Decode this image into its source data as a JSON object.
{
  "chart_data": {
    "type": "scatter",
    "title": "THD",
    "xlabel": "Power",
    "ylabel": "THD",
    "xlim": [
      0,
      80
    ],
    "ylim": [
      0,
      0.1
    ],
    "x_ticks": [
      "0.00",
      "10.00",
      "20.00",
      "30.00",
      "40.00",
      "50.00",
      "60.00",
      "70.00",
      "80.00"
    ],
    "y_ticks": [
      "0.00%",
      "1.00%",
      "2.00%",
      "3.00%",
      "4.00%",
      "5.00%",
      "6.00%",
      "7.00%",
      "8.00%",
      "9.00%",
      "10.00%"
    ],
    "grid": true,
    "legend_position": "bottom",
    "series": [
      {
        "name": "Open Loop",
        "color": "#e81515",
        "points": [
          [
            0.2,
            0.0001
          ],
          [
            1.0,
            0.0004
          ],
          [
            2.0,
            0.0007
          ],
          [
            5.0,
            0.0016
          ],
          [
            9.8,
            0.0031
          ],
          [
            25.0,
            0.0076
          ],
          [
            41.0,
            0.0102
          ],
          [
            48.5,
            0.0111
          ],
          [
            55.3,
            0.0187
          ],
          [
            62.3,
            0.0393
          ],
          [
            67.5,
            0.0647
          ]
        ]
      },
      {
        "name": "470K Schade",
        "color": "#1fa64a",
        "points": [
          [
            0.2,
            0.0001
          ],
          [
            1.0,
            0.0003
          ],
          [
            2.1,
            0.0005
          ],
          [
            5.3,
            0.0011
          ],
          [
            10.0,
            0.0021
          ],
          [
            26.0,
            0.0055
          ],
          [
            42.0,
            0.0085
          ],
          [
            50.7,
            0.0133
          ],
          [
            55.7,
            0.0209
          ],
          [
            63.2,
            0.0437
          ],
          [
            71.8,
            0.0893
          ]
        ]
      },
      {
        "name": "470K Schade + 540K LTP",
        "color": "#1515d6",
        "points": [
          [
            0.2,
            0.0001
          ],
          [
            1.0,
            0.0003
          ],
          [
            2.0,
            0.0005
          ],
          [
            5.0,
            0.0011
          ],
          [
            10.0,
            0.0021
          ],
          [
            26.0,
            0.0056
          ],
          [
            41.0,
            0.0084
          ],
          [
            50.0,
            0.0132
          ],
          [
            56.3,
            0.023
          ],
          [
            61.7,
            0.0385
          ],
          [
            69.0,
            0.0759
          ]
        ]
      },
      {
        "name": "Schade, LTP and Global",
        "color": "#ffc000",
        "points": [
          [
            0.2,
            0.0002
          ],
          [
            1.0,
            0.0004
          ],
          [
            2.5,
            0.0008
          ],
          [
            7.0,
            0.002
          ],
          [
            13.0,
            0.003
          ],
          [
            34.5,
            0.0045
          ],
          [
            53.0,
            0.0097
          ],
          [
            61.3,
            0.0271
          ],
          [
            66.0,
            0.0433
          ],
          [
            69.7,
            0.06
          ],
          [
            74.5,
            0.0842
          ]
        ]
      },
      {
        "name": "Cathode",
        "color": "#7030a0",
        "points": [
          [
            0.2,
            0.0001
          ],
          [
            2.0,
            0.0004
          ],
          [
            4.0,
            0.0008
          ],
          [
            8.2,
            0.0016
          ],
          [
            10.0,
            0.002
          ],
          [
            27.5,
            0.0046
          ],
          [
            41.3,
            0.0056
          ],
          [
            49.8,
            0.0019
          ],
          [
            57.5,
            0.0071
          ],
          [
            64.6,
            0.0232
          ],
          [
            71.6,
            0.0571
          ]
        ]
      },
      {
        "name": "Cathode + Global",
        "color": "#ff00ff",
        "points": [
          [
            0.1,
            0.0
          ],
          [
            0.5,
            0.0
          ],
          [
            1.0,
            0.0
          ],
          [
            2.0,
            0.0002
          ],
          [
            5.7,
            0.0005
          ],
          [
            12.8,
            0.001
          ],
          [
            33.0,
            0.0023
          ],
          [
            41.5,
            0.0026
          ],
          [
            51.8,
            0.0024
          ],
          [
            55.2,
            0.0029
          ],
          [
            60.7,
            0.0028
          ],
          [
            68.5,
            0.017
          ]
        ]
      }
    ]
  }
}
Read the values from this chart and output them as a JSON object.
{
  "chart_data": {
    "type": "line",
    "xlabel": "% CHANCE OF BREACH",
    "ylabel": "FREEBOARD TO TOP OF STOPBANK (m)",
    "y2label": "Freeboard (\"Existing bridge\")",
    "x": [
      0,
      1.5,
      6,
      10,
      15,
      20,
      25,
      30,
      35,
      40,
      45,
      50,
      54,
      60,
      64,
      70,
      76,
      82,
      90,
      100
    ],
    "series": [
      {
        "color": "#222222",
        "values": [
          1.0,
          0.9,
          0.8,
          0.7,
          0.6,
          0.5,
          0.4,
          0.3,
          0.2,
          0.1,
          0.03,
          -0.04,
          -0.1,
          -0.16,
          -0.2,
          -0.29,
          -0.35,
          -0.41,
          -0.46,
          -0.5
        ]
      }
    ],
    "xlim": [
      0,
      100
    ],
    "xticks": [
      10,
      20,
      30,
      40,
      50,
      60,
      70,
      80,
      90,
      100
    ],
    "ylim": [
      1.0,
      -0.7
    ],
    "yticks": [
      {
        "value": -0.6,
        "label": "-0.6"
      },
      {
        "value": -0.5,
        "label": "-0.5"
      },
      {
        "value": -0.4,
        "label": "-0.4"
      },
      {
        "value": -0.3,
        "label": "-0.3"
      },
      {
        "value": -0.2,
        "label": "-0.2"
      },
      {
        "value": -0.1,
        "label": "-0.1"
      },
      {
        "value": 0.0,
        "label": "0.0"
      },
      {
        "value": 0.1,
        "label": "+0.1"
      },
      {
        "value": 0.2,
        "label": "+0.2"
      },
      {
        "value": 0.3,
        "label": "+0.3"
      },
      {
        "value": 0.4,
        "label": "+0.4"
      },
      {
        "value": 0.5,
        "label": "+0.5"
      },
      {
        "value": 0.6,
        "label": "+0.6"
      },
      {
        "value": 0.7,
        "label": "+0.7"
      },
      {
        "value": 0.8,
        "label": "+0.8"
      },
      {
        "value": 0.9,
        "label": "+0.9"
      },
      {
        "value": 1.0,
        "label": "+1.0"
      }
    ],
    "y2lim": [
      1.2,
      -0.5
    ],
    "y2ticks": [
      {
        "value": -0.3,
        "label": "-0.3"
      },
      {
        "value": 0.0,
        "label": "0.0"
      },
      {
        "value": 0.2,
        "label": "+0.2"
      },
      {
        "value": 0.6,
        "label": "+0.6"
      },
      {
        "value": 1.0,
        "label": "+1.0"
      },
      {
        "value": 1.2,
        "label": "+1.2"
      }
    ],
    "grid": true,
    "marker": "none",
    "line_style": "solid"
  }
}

◇ ◇ ◇ ◇ ◇

• [Aim] Report only a number: how many lines in the material above contain the string "name".

• [Completed exercise] 6